Dataset entries:
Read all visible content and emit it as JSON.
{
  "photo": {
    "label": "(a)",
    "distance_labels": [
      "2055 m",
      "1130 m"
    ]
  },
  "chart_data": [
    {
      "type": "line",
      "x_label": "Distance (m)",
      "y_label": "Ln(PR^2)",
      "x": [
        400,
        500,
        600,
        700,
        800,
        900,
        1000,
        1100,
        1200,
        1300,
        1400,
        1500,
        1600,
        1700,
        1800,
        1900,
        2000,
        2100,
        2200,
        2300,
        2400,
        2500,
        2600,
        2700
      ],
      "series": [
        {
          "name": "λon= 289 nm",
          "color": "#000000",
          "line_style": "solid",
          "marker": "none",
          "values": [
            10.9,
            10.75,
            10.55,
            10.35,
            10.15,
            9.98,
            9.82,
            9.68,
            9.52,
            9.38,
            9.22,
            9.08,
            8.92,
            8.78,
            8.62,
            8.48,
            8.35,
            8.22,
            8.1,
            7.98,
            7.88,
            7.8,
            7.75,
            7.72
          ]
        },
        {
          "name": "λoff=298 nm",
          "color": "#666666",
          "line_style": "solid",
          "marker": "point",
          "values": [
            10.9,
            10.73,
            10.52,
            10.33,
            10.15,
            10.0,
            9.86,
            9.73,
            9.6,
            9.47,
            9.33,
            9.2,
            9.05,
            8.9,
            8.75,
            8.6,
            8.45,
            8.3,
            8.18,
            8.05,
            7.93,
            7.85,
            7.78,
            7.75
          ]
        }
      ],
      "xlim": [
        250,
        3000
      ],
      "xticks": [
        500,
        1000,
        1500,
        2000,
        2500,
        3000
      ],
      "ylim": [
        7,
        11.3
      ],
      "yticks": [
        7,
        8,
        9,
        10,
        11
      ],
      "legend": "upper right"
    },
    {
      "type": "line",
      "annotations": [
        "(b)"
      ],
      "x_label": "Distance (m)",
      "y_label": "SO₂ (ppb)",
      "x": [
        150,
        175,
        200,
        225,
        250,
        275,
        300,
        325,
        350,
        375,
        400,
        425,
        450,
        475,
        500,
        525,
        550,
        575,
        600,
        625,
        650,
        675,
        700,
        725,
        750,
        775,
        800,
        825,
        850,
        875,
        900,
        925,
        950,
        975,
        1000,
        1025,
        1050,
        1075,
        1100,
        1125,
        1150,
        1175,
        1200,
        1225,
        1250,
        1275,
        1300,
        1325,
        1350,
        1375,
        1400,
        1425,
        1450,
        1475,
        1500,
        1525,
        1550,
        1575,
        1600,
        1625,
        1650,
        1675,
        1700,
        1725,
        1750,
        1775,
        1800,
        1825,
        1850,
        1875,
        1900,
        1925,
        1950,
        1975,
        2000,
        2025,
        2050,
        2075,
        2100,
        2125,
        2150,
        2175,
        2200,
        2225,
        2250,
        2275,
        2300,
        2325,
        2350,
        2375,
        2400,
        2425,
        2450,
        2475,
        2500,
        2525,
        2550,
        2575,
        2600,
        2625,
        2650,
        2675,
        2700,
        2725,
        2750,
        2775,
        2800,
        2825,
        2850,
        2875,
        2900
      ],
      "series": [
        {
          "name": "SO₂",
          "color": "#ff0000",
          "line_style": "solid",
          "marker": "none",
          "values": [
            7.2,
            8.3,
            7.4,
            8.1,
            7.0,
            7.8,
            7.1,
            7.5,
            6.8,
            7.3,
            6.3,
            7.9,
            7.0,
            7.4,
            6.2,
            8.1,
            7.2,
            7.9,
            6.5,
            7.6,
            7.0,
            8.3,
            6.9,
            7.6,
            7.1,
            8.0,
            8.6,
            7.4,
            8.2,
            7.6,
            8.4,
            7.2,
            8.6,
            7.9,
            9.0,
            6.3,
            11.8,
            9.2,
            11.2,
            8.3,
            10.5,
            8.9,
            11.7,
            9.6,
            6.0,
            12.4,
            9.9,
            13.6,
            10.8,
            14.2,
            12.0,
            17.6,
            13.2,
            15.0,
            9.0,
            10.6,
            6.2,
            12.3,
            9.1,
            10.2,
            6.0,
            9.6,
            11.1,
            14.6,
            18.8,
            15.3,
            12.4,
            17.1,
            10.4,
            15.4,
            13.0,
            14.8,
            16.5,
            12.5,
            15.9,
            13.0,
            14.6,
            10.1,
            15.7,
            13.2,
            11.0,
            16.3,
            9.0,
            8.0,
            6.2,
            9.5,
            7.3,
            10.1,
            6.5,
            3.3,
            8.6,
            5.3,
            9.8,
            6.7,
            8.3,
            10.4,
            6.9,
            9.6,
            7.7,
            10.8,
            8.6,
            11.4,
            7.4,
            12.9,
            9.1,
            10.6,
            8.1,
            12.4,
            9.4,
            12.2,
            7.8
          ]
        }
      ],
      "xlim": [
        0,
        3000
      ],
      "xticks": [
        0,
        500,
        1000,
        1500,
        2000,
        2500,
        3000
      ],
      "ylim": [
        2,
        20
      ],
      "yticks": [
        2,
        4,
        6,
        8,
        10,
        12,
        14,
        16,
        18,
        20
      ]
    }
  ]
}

(INSTRUCTIONS FOR THE TASK): Go through the material above line by line and copy it exactly.

(TASK RESULT):
Read all visible content and emit it as JSON.
{
  "photo": {
    "label": "(a)",
    "distance_labels": [
      "2055 m",
      "1130 m"
    ]
  },
  "chart_data": [
    {
      "type": "line",
      "x_label": "Distance (m)",
      "y_label": "Ln(PR^2)",
      "x": [
        400,
        500,
        600,
        700,
        800,
        900,
        1000,
        1100,
        1200,
        1300,
        1400,
        1500,
        1600,
        1700,
        1800,
        1900,
        2000,
        2100,
        2200,
        2300,
        2400,
        2500,
        2600,
        2700
      ],
      "series": [
        {
          "name": "λon= 289 nm",
          "color": "#000000",
          "line_style": "solid",
          "marker": "none",
          "values": [
            10.9,
            10.75,
            10.55,
            10.35,
            10.15,
            9.98,
            9.82,
            9.68,
            9.52,
            9.38,
            9.22,
            9.08,
            8.92,
            8.78,
            8.62,
            8.48,
            8.35,
            8.22,
            8.1,
            7.98,
            7.88,
            7.8,
            7.75,
            7.72
          ]
        },
        {
          "name": "λoff=298 nm",
          "color": "#666666",
          "line_style": "solid",
          "marker": "point",
          "values": [
            10.9,
            10.73,
            10.52,
            10.33,
            10.15,
            10.0,
            9.86,
            9.73,
            9.6,
            9.47,
            9.33,
            9.2,
            9.05,
            8.9,
            8.75,
            8.6,
            8.45,
            8.3,
            8.18,
            8.05,
            7.93,
            7.85,
            7.78,
            7.75
          ]
        }
      ],
      "xlim": [
        250,
        3000
      ],
      "xticks": [
        500,
        1000,
        1500,
        2000,
        2500,
        3000
      ],
      "ylim": [
        7,
        11.3
      ],
      "yticks": [
        7,
        8,
        9,
        10,
        11
      ],
      "legend": "upper right"
    },
    {
      "type": "line",
      "annotations": [
        "(b)"
      ],
      "x_label": "Distance (m)",
      "y_label": "SO₂ (ppb)",
      "x": [
        150,
        175,
        200,
        225,
        250,
        275,
        300,
        325,
        350,
        375,
        400,
        425,
        450,
        475,
        500,
        525,
        550,
        575,
        600,
        625,
        650,
        675,
        700,
        725,
        750,
        775,
        800,
        825,
        850,
        875,
        900,
        925,
        950,
        975,
        1000,
        1025,
        1050,
        1075,
        1100,
        1125,
        1150,
        1175,
        1200,
        1225,
        1250,
        1275,
        1300,
        1325,
        1350,
        1375,
        1400,
        1425,
        1450,
        1475,
        1500,
        1525,
        1550,
        1575,
        1600,
        1625,
        1650,
        1675,
        1700,
        1725,
        1750,
        1775,
        1800,
        1825,
        1850,
        1875,
        1900,
        1925,
        1950,
        1975,
        2000,
        2025,
        2050,
        2075,
        2100,
        2125,
        2150,
        2175,
        2200,
        2225,
        2250,
        2275,
        2300,
        2325,
        2350,
        2375,
        2400,
        2425,
        2450,
        2475,
        2500,
        2525,
        2550,
        2575,
        2600,
        2625,
        2650,
        2675,
        2700,
        2725,
        2750,
        2775,
        2800,
        2825,
        2850,
        2875,
        2900
      ],
      "series": [
        {
          "name": "SO₂",
          "color": "#ff0000",
          "line_style": "solid",
          "marker": "none",
          "values": [
            7.2,
            8.3,
            7.4,
            8.1,
            7.0,
            7.8,
            7.1,
            7.5,
            6.8,
            7.3,
            6.3,
            7.9,
            7.0,
            7.4,
            6.2,
            8.1,
            7.2,
            7.9,
            6.5,
            7.6,
            7.0,
            8.3,
            6.9,
            7.6,
            7.1,
            8.0,
            8.6,
            7.4,
            8.2,
            7.6,
            8.4,
            7.2,
            8.6,
            7.9,
            9.0,
            6.3,
            11.8,
            9.2,
            11.2,
            8.3,
            10.5,
            8.9,
            11.7,
            9.6,
            6.0,
            12.4,
            9.9,
            13.6,
            10.8,
            14.2,
            12.0,
            17.6,
            13.2,
            15.0,
            9.0,
            10.6,
            6.2,
            12.3,
            9.1,
            10.2,
            6.0,
            9.6,
            11.1,
            14.6,
            18.8,
            15.3,
            12.4,
            17.1,
            10.4,
            15.4,
            13.0,
            14.8,
            16.5,
            12.5,
            15.9,
            13.0,
            14.6,
            10.1,
            15.7,
            13.2,
            11.0,
            16.3,
            9.0,
            8.0,
            6.2,
            9.5,
            7.3,
            10.1,
            6.5,
            3.3,
            8.6,
            5.3,
            9.8,
            6.7,
            8.3,
            10.4,
            6.9,
            9.6,
            7.7,
            10.8,
            8.6,
            11.4,
            7.4,
            12.9,
            9.1,
            10.6,
            8.1,
            12.4,
            9.4,
            12.2,
            7.8
          ]
        }
      ],
      "xlim": [
        0,
        3000
      ],
      "xticks": [
        0,
        500,
        1000,
        1500,
        2000,
        2500,
        3000
      ],
      "ylim": [
        2,
        20
      ],
      "yticks": [
        2,
        4,
        6,
        8,
        10,
        12,
        14,
        16,
        18,
        20
      ]
    }
  ]
}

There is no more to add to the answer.